-- Records shown start --
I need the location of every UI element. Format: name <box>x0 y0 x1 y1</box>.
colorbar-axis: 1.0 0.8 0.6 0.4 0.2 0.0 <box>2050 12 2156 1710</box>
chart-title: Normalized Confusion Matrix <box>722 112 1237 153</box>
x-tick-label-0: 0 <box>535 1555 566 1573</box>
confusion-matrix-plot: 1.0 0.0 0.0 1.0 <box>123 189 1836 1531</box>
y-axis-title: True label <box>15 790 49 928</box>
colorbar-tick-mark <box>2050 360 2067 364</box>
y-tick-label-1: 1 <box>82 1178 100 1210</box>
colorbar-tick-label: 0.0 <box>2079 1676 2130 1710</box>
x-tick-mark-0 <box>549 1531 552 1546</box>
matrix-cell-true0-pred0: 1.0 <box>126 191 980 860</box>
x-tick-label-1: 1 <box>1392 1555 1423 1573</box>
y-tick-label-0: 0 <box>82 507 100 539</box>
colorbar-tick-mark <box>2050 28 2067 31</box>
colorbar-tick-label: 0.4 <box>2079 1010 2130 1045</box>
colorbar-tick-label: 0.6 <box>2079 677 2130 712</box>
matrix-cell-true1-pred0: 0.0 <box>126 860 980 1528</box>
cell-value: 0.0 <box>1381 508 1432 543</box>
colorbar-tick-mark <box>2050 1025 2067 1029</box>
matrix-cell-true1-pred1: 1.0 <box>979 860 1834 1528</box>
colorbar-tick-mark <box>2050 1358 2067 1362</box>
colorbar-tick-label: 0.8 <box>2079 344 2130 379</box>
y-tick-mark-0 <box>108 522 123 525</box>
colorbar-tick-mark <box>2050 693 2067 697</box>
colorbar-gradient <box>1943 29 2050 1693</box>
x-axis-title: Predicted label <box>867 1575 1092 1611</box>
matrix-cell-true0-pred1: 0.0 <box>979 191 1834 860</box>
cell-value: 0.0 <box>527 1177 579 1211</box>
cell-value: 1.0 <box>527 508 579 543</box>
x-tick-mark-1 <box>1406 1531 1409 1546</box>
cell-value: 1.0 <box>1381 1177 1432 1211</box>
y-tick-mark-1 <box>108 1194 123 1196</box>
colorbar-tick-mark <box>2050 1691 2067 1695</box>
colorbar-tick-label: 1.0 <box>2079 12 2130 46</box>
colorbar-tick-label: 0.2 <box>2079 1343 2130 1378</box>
-- Records shown end --
> _What this task involves_: Repeat the listing above verbatim, reproducing every line in its original order.

> _Output for this task_:
I need the location of every UI element. Format: name <box>x0 y0 x1 y1</box>.
colorbar-axis: 1.0 0.8 0.6 0.4 0.2 0.0 <box>2050 12 2156 1710</box>
chart-title: Normalized Confusion Matrix <box>722 112 1237 153</box>
x-tick-label-0: 0 <box>535 1555 566 1573</box>
confusion-matrix-plot: 1.0 0.0 0.0 1.0 <box>123 189 1836 1531</box>
y-axis-title: True label <box>15 790 49 928</box>
colorbar-tick-mark <box>2050 360 2067 364</box>
y-tick-label-1: 1 <box>82 1178 100 1210</box>
colorbar-tick-label: 0.0 <box>2079 1676 2130 1710</box>
x-tick-mark-0 <box>549 1531 552 1546</box>
matrix-cell-true0-pred0: 1.0 <box>126 191 980 860</box>
x-tick-label-1: 1 <box>1392 1555 1423 1573</box>
y-tick-label-0: 0 <box>82 507 100 539</box>
colorbar-tick-mark <box>2050 28 2067 31</box>
colorbar-tick-label: 0.4 <box>2079 1010 2130 1045</box>
colorbar-tick-label: 0.6 <box>2079 677 2130 712</box>
matrix-cell-true1-pred0: 0.0 <box>126 860 980 1528</box>
cell-value: 0.0 <box>1381 508 1432 543</box>
colorbar-tick-mark <box>2050 1025 2067 1029</box>
matrix-cell-true1-pred1: 1.0 <box>979 860 1834 1528</box>
colorbar-tick-mark <box>2050 1358 2067 1362</box>
colorbar-tick-label: 0.8 <box>2079 344 2130 379</box>
y-tick-mark-0 <box>108 522 123 525</box>
colorbar-tick-mark <box>2050 693 2067 697</box>
colorbar-gradient <box>1943 29 2050 1693</box>
x-axis-title: Predicted label <box>867 1575 1092 1611</box>
matrix-cell-true0-pred1: 0.0 <box>979 191 1834 860</box>
cell-value: 0.0 <box>527 1177 579 1211</box>
cell-value: 1.0 <box>527 508 579 543</box>
x-tick-mark-1 <box>1406 1531 1409 1546</box>
cell-value: 1.0 <box>1381 1177 1432 1211</box>
y-tick-mark-1 <box>108 1194 123 1196</box>
colorbar-tick-mark <box>2050 1691 2067 1695</box>
colorbar-tick-label: 1.0 <box>2079 12 2130 46</box>
colorbar-tick-label: 0.2 <box>2079 1343 2130 1378</box>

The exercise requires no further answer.